Visual layout annotation data
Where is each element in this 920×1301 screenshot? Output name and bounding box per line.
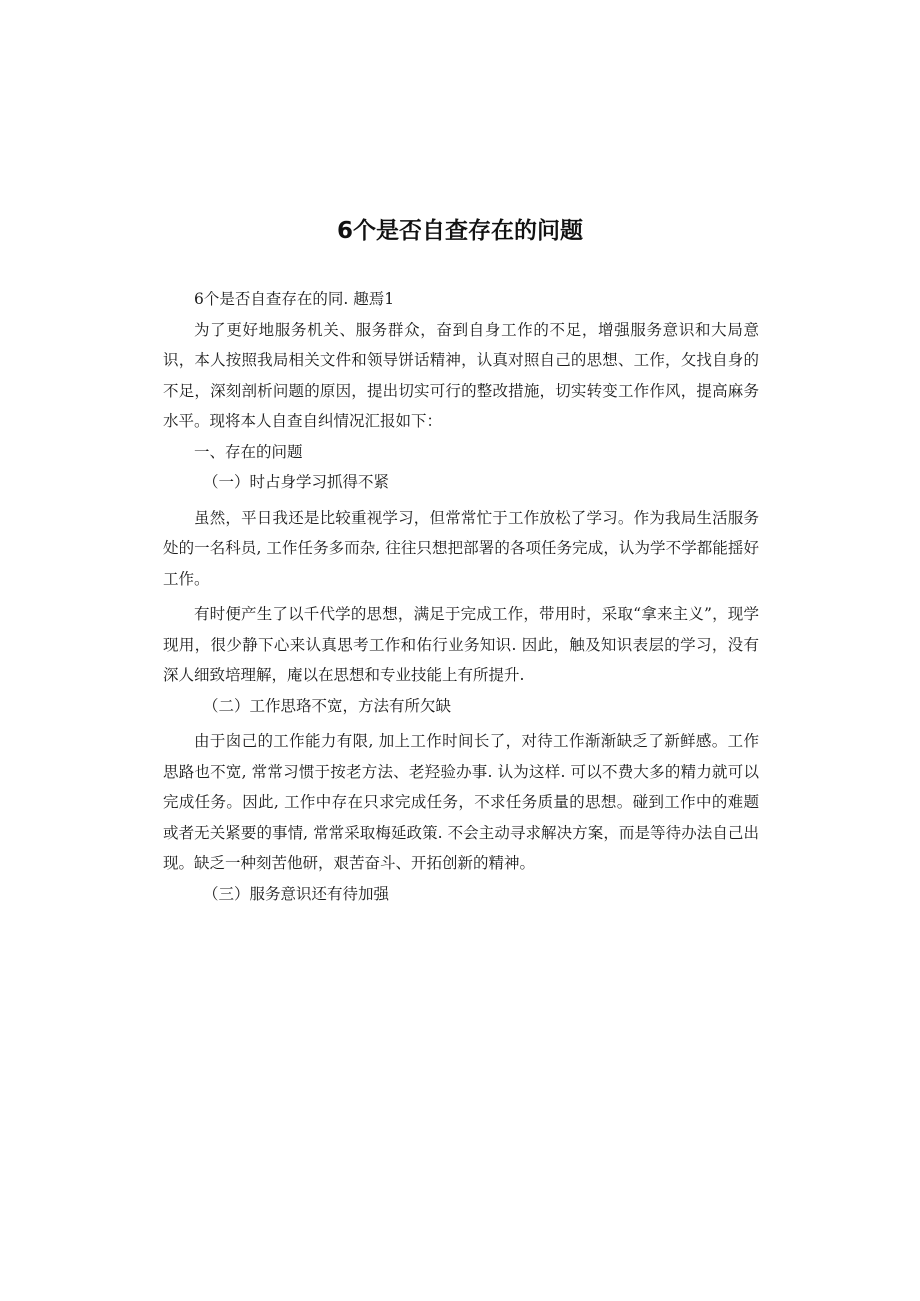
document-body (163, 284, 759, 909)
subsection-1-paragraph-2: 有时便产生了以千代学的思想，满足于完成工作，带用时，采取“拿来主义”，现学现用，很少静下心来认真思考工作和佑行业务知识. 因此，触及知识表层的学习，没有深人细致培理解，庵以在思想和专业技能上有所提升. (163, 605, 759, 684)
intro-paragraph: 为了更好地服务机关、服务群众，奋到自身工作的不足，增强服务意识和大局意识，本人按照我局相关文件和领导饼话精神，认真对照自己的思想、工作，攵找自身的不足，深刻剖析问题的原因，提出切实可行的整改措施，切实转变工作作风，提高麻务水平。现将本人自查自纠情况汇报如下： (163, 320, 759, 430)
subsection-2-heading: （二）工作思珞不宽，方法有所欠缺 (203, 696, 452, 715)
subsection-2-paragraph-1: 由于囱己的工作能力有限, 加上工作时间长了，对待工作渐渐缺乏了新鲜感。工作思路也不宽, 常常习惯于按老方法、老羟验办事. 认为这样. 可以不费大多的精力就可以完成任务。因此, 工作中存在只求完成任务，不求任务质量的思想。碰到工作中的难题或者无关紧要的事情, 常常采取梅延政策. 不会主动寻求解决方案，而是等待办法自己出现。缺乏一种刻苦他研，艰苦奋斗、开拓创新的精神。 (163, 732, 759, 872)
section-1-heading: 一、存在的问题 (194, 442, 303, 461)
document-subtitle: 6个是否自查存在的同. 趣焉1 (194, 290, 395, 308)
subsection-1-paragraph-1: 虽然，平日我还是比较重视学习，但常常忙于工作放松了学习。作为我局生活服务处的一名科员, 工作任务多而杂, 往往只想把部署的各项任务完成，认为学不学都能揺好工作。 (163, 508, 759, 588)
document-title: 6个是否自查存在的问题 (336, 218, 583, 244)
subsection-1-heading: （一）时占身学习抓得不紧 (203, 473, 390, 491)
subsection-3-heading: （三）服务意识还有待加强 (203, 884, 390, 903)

_Exercise task_: Rewrite all the records above, swapping every "paragraph" for "para" and keeping everything else the same. Leave the pictures out.

_Answer for the task_:
Where is each element in this 920×1301 screenshot? Output name and bounding box per line.
document-body (163, 284, 759, 909)
subsection-1-para-2: 有时便产生了以千代学的思想，满足于完成工作，带用时，采取“拿来主义”，现学现用，很少静下心来认真思考工作和佑行业务知识. 因此，触及知识表层的学习，没有深人细致培理解，庵以在思想和专业技能上有所提升. (163, 605, 759, 684)
intro-para: 为了更好地服务机关、服务群众，奋到自身工作的不足，增强服务意识和大局意识，本人按照我局相关文件和领导饼话精神，认真对照自己的思想、工作，攵找自身的不足，深刻剖析问题的原因，提出切实可行的整改措施，切实转变工作作风，提高麻务水平。现将本人自查自纠情况汇报如下： (163, 320, 759, 430)
subsection-2-heading: （二）工作思珞不宽，方法有所欠缺 (203, 696, 452, 715)
subsection-2-para-1: 由于囱己的工作能力有限, 加上工作时间长了，对待工作渐渐缺乏了新鲜感。工作思路也不宽, 常常习惯于按老方法、老羟验办事. 认为这样. 可以不费大多的精力就可以完成任务。因此, 工作中存在只求完成任务，不求任务质量的思想。碰到工作中的难题或者无关紧要的事情, 常常采取梅延政策. 不会主动寻求解决方案，而是等待办法自己出现。缺乏一种刻苦他研，艰苦奋斗、开拓创新的精神。 (163, 732, 759, 872)
section-1-heading: 一、存在的问题 (194, 442, 303, 461)
document-subtitle: 6个是否自查存在的同. 趣焉1 (194, 290, 395, 308)
subsection-1-para-1: 虽然，平日我还是比较重视学习，但常常忙于工作放松了学习。作为我局生活服务处的一名科员, 工作任务多而杂, 往往只想把部署的各项任务完成，认为学不学都能揺好工作。 (163, 508, 759, 588)
document-title: 6个是否自查存在的问题 (336, 218, 583, 244)
subsection-1-heading: （一）时占身学习抓得不紧 (203, 473, 390, 491)
subsection-3-heading: （三）服务意识还有待加强 (203, 884, 390, 903)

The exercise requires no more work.